Here are some records; copy every line that holds the word "我一直记在心上".

(Data entries)
----------

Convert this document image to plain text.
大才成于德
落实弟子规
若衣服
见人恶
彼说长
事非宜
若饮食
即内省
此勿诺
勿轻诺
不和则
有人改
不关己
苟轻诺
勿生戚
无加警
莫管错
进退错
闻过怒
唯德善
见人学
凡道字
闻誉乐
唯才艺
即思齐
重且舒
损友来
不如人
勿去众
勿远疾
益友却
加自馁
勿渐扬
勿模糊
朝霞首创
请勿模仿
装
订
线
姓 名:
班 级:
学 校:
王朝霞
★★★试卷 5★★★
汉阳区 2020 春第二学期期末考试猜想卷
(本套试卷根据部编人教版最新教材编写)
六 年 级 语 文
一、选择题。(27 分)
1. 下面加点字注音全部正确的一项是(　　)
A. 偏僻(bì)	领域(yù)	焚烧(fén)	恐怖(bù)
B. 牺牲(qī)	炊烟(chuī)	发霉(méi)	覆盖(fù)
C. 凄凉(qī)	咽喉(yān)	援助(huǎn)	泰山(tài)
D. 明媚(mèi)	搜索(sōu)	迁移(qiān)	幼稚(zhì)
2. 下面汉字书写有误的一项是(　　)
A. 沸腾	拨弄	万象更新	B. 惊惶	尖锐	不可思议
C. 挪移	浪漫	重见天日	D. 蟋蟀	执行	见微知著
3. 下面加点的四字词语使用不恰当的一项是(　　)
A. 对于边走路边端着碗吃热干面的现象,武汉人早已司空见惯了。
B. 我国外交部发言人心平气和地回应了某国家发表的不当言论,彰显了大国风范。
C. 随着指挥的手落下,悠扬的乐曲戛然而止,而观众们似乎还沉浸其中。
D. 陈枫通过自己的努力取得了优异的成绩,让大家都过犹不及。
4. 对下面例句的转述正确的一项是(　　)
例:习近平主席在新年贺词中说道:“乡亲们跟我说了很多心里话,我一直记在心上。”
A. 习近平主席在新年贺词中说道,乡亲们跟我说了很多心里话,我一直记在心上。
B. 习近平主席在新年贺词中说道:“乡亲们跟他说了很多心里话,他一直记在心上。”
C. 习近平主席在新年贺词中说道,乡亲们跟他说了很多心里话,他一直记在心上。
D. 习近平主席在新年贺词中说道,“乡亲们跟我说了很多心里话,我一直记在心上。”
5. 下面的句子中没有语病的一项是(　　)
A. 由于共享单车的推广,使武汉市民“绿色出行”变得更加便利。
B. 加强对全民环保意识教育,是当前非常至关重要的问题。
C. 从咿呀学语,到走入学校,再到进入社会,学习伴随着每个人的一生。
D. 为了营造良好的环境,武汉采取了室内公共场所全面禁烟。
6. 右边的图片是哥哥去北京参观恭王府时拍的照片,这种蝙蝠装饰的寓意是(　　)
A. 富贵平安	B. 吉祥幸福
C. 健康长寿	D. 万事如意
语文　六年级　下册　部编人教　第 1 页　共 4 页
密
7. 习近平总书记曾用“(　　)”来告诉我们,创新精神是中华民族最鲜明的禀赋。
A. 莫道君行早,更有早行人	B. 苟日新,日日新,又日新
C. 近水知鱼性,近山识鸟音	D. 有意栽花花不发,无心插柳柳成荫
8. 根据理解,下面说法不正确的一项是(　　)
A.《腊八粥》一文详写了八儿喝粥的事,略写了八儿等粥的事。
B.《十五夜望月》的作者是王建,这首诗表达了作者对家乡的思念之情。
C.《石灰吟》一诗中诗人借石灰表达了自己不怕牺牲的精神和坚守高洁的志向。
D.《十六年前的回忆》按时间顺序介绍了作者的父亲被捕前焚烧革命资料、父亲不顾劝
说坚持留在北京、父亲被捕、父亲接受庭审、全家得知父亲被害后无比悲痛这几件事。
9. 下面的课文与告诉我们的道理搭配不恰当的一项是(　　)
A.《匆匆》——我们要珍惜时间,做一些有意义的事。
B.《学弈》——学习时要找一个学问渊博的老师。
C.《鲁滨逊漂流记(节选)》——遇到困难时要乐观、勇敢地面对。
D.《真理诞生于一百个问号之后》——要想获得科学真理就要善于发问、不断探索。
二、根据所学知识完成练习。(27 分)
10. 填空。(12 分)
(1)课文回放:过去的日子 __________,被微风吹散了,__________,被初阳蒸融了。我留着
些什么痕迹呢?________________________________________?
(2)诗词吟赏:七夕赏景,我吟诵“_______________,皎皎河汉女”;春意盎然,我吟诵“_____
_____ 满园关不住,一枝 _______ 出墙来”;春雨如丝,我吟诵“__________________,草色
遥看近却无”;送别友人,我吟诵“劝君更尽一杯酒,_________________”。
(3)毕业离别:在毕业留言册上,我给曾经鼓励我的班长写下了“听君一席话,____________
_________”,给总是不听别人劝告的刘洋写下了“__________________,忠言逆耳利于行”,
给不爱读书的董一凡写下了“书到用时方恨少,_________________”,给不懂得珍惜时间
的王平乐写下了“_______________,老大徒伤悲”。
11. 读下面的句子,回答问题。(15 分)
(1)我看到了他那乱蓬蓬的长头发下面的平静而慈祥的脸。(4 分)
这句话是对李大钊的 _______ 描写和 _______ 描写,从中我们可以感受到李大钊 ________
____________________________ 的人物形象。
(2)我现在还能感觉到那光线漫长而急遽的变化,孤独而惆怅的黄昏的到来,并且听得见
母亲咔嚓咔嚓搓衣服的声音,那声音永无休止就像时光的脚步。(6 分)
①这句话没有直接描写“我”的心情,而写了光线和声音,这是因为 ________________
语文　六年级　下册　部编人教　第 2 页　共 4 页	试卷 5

----------

== PROBLEM SOLUTION ==
例:习近平主席在新年贺词中说道:“乡亲们跟我说了很多心里话,我一直记在心上。”
A. 习近平主席在新年贺词中说道,乡亲们跟我说了很多心里话,我一直记在心上。
D. 习近平主席在新年贺词中说道,“乡亲们跟我说了很多心里话,我一直记在心上。”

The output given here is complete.